### SUPPLIED RECORDS

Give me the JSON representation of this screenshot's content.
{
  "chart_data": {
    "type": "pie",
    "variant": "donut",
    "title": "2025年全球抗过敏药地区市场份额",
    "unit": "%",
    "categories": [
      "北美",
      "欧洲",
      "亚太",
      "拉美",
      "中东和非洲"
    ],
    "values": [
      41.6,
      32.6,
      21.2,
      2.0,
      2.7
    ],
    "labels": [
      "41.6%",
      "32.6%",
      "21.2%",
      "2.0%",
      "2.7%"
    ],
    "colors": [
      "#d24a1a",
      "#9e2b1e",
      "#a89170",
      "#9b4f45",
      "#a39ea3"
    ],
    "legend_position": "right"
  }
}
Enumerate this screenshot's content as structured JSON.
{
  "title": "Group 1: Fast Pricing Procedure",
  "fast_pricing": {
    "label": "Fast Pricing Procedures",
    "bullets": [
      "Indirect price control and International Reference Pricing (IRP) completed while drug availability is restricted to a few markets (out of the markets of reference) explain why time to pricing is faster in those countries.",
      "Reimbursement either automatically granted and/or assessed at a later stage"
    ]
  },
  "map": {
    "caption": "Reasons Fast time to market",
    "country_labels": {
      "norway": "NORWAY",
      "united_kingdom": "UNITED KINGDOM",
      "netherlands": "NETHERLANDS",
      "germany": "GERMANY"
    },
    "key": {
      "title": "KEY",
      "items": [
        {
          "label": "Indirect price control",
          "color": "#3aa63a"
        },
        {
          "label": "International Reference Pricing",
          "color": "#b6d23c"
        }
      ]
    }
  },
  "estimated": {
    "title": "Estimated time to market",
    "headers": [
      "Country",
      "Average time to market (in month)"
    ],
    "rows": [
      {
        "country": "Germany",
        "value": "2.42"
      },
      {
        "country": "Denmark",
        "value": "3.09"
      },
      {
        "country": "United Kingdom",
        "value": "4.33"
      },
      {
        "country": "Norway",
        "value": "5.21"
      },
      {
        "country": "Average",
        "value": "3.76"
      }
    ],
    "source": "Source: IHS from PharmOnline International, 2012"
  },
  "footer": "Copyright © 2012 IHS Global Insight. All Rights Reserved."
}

######

Above are some records; extract every one of them exactly.

FINISHED TASK:
Give me the JSON representation of this screenshot's content.
{
  "chart_data": {
    "type": "pie",
    "variant": "donut",
    "title": "2025年全球抗过敏药地区市场份额",
    "unit": "%",
    "categories": [
      "北美",
      "欧洲",
      "亚太",
      "拉美",
      "中东和非洲"
    ],
    "values": [
      41.6,
      32.6,
      21.2,
      2.0,
      2.7
    ],
    "labels": [
      "41.6%",
      "32.6%",
      "21.2%",
      "2.0%",
      "2.7%"
    ],
    "colors": [
      "#d24a1a",
      "#9e2b1e",
      "#a89170",
      "#9b4f45",
      "#a39ea3"
    ],
    "legend_position": "right"
  }
}
Enumerate this screenshot's content as structured JSON.
{
  "title": "Group 1: Fast Pricing Procedure",
  "fast_pricing": {
    "label": "Fast Pricing Procedures",
    "bullets": [
      "Indirect price control and International Reference Pricing (IRP) completed while drug availability is restricted to a few markets (out of the markets of reference) explain why time to pricing is faster in those countries.",
      "Reimbursement either automatically granted and/or assessed at a later stage"
    ]
  },
  "map": {
    "caption": "Reasons Fast time to market",
    "country_labels": {
      "norway": "NORWAY",
      "united_kingdom": "UNITED KINGDOM",
      "netherlands": "NETHERLANDS",
      "germany": "GERMANY"
    },
    "key": {
      "title": "KEY",
      "items": [
        {
          "label": "Indirect price control",
          "color": "#3aa63a"
        },
        {
          "label": "International Reference Pricing",
          "color": "#b6d23c"
        }
      ]
    }
  },
  "estimated": {
    "title": "Estimated time to market",
    "headers": [
      "Country",
      "Average time to market (in month)"
    ],
    "rows": [
      {
        "country": "Germany",
        "value": "2.42"
      },
      {
        "country": "Denmark",
        "value": "3.09"
      },
      {
        "country": "United Kingdom",
        "value": "4.33"
      },
      {
        "country": "Norway",
        "value": "5.21"
      },
      {
        "country": "Average",
        "value": "3.76"
      }
    ],
    "source": "Source: IHS from PharmOnline International, 2012"
  },
  "footer": "Copyright © 2012 IHS Global Insight. All Rights Reserved."
}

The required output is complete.